TASK TO COMPLETE: A single number is the answer here: how many lines of the entries contain "this"?

RECORDS FOR PROCESSING:
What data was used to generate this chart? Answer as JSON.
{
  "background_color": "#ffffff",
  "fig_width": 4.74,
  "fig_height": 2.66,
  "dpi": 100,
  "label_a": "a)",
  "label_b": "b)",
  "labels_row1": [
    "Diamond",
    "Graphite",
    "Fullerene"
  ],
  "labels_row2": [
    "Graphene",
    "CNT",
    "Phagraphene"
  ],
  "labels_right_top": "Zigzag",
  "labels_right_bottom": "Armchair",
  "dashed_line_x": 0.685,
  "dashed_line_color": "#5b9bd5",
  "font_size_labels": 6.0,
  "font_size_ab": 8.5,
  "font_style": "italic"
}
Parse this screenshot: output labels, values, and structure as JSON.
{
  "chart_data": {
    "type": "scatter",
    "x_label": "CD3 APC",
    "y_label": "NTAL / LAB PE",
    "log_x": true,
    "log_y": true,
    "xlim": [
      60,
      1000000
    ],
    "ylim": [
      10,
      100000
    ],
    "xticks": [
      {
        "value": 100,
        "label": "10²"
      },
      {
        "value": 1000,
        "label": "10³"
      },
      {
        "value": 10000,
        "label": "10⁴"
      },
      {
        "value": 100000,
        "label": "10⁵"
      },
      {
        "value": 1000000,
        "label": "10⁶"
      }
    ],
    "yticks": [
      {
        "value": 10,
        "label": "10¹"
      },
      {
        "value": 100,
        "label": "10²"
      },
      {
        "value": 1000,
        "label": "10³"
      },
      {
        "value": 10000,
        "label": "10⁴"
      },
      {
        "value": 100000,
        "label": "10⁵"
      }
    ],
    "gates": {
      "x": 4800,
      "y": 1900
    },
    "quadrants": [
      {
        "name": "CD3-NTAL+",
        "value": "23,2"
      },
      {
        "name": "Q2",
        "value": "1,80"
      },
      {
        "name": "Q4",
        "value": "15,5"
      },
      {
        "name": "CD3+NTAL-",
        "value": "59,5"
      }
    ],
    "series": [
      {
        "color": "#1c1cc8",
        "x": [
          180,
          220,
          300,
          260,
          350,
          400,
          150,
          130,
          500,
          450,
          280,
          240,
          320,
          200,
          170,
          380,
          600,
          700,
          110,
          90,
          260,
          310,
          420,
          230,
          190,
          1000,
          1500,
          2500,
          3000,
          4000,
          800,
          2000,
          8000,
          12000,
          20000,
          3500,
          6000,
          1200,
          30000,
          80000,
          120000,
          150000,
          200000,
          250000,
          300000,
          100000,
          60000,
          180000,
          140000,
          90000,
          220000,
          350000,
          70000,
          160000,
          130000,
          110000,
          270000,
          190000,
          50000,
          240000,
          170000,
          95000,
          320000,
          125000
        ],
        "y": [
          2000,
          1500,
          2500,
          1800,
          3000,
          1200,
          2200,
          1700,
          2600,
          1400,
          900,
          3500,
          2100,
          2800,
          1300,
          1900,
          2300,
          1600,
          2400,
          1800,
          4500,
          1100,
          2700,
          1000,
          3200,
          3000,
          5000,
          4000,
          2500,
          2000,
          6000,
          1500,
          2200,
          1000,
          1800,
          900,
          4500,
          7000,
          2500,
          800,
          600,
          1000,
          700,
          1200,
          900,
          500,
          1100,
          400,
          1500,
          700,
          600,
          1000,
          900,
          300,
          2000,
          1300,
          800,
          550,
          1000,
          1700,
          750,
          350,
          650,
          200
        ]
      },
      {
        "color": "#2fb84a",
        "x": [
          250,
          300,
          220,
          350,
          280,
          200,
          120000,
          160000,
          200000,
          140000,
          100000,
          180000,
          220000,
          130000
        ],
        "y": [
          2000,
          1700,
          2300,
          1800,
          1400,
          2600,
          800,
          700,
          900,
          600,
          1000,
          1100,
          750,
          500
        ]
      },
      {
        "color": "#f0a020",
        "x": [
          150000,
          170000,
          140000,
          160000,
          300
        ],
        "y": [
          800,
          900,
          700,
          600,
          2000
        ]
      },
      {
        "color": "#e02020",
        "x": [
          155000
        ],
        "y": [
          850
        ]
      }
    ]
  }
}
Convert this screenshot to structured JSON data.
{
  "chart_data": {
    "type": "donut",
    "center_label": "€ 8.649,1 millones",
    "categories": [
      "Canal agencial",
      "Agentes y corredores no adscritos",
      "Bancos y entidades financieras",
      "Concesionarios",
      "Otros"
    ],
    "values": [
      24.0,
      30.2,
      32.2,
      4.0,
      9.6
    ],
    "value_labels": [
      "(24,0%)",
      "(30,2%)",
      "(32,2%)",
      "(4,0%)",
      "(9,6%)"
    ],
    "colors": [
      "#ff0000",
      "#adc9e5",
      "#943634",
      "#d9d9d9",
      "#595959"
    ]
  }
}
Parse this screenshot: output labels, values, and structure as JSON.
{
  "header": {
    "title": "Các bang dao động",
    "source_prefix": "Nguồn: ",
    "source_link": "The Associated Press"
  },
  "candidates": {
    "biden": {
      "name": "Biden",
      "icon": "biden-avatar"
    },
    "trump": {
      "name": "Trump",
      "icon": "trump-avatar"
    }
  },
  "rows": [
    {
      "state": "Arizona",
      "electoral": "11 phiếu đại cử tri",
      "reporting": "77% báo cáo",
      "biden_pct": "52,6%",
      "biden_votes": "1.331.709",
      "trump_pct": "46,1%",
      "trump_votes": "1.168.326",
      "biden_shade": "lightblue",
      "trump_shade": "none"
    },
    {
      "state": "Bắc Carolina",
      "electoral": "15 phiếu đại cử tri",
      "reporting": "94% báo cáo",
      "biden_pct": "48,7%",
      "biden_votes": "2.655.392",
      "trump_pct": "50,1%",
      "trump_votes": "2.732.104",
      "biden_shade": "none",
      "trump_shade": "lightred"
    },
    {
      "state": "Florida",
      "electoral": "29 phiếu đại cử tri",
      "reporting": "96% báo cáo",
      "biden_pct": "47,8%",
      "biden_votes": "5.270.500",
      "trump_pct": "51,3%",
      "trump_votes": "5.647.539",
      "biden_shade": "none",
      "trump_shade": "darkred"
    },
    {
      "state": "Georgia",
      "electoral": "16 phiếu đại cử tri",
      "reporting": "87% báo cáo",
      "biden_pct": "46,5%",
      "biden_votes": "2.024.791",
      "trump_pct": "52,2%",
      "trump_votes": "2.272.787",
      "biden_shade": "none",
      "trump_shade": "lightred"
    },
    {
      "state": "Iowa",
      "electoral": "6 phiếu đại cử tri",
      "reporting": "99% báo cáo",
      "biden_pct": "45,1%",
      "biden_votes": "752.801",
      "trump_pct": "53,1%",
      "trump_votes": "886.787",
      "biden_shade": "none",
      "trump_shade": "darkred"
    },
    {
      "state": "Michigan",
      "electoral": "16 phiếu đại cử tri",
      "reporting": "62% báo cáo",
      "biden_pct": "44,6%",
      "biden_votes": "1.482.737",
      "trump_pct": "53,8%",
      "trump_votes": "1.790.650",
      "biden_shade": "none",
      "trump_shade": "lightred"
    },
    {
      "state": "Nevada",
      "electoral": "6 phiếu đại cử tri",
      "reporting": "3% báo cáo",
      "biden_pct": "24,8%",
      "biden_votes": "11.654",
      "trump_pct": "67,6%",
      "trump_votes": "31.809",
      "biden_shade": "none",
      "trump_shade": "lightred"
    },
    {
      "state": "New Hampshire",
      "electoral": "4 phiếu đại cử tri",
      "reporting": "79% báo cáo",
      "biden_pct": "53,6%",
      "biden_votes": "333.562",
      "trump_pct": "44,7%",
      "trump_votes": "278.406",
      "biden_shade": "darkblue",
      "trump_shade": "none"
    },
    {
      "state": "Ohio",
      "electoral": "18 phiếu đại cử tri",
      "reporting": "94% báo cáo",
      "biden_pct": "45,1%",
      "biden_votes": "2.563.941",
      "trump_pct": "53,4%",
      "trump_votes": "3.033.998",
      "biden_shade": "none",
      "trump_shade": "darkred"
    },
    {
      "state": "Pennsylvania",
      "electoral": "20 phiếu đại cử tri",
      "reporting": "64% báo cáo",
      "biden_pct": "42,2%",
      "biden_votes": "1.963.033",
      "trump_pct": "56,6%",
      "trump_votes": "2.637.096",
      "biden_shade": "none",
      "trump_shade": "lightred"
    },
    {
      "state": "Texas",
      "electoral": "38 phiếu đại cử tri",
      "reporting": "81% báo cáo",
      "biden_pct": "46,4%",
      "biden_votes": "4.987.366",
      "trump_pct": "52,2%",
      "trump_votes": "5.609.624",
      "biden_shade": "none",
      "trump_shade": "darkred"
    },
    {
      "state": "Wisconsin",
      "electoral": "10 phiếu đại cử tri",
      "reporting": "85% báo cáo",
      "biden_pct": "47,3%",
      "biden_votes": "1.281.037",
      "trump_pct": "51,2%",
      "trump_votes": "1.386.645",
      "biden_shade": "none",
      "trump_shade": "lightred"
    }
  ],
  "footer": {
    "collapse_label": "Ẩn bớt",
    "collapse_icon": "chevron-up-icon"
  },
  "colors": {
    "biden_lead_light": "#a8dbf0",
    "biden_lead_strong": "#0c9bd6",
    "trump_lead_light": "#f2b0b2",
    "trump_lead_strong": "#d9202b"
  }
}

THE OUTPUT: 4